____ SUPPLIED DATA

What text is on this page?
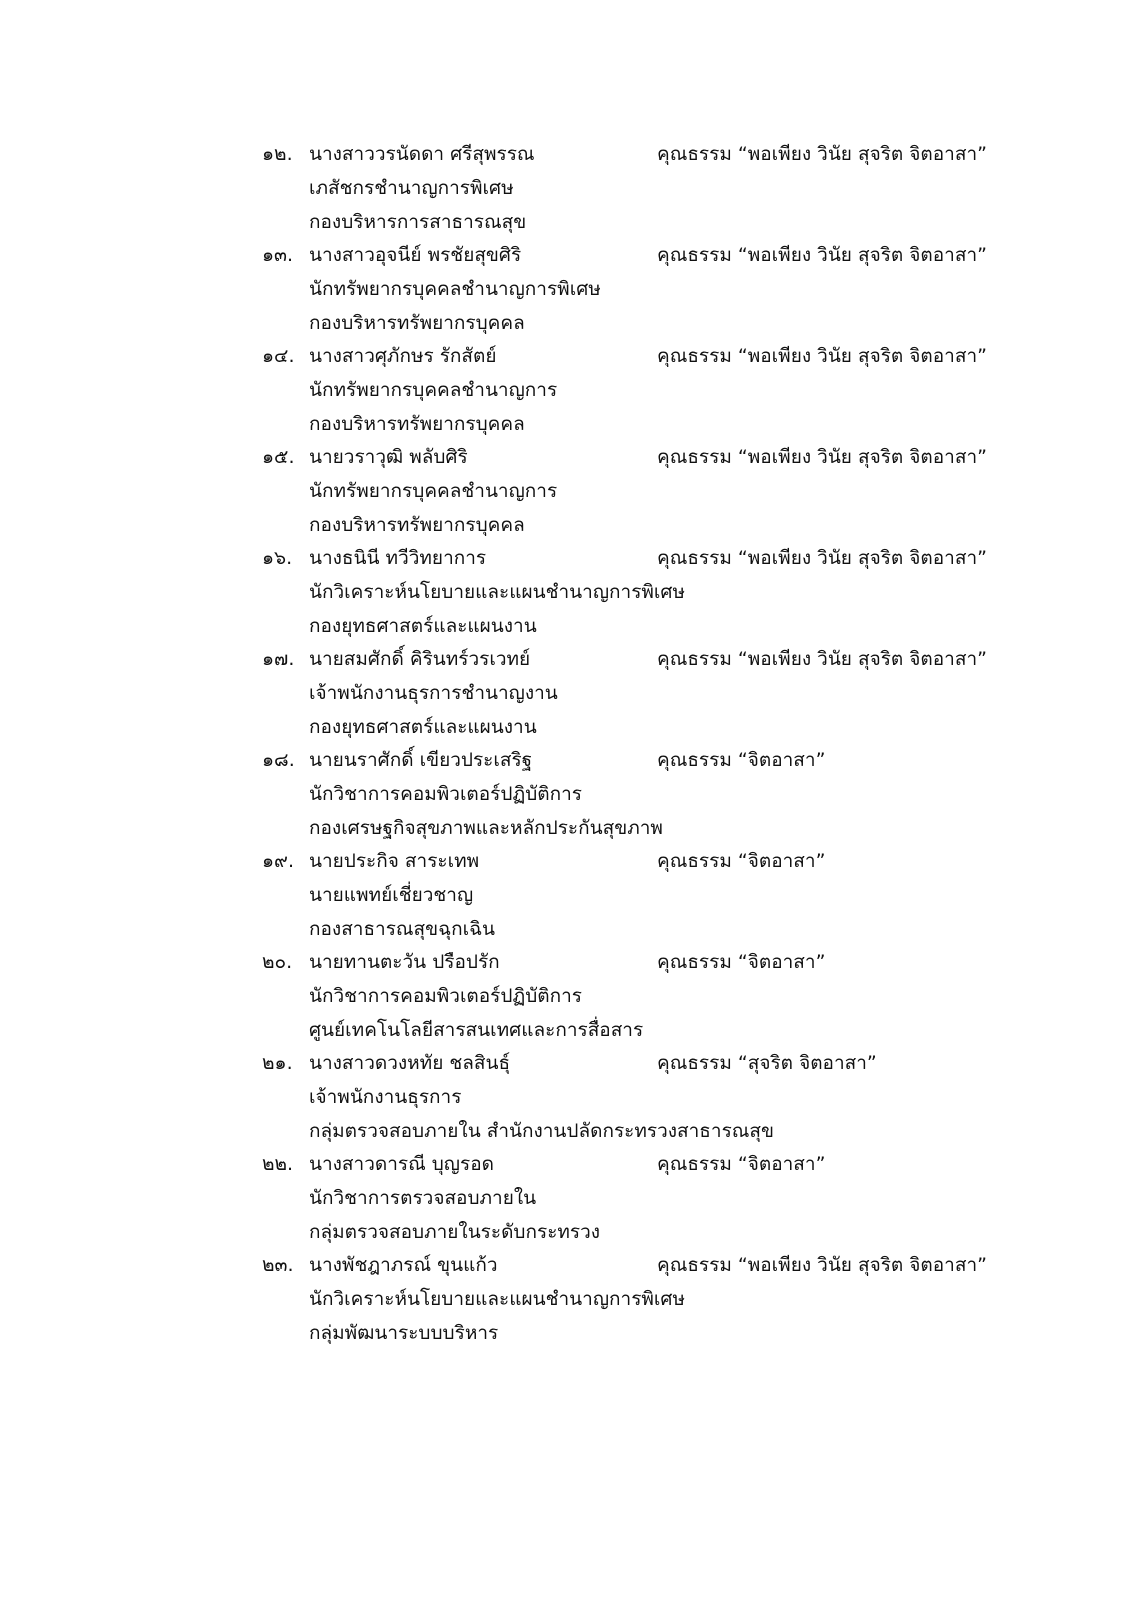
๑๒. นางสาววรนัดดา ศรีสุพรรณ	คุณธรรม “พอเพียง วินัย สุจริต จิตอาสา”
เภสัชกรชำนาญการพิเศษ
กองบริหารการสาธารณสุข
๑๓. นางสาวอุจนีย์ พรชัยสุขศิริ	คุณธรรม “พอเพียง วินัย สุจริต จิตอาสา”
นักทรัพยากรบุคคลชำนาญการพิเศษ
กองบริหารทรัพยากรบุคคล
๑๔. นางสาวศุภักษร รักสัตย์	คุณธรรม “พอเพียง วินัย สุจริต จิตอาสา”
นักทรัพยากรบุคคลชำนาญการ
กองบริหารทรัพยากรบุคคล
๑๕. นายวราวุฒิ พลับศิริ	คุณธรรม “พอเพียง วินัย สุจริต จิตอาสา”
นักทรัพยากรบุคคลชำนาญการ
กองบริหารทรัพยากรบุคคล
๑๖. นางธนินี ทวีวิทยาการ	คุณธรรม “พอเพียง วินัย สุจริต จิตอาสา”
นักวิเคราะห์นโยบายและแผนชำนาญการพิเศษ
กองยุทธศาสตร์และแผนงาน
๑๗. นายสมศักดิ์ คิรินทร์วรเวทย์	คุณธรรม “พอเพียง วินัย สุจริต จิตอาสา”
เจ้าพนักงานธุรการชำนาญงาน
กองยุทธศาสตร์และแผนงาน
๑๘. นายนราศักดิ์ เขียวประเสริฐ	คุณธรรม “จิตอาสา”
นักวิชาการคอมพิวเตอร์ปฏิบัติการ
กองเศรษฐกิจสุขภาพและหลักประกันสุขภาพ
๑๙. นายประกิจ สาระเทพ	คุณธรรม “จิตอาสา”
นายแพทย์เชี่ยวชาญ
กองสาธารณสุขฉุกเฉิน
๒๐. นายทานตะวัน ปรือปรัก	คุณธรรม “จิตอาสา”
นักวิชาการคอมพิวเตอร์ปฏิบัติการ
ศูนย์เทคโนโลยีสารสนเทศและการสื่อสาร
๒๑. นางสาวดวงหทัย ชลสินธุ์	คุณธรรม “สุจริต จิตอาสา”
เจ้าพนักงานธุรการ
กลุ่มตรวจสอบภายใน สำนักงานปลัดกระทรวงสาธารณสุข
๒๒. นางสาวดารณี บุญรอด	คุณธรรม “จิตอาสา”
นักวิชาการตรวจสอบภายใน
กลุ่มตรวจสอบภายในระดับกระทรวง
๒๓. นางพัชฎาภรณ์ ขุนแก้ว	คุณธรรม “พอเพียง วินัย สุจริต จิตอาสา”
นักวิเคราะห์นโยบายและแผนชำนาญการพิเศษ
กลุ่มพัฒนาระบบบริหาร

________
____ SUPPLIED DATA

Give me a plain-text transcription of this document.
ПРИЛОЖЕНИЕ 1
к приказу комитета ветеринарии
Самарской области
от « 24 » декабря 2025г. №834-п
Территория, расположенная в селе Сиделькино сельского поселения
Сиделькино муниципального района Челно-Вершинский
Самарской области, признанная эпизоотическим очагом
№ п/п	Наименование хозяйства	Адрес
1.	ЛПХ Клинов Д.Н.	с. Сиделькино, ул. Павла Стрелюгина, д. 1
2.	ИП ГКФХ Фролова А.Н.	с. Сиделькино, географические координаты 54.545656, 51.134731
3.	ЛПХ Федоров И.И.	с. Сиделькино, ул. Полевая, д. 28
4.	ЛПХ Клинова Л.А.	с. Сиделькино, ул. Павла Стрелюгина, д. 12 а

________

*WHAT TO PRODUCE*
Out of the material above, gather each line where "กงานธ" appears.

*RESPONSE TO THIS TASK*
เจ้าพนักงานธุรการชำนาญงาน
เจ้าพนักงานธุรการ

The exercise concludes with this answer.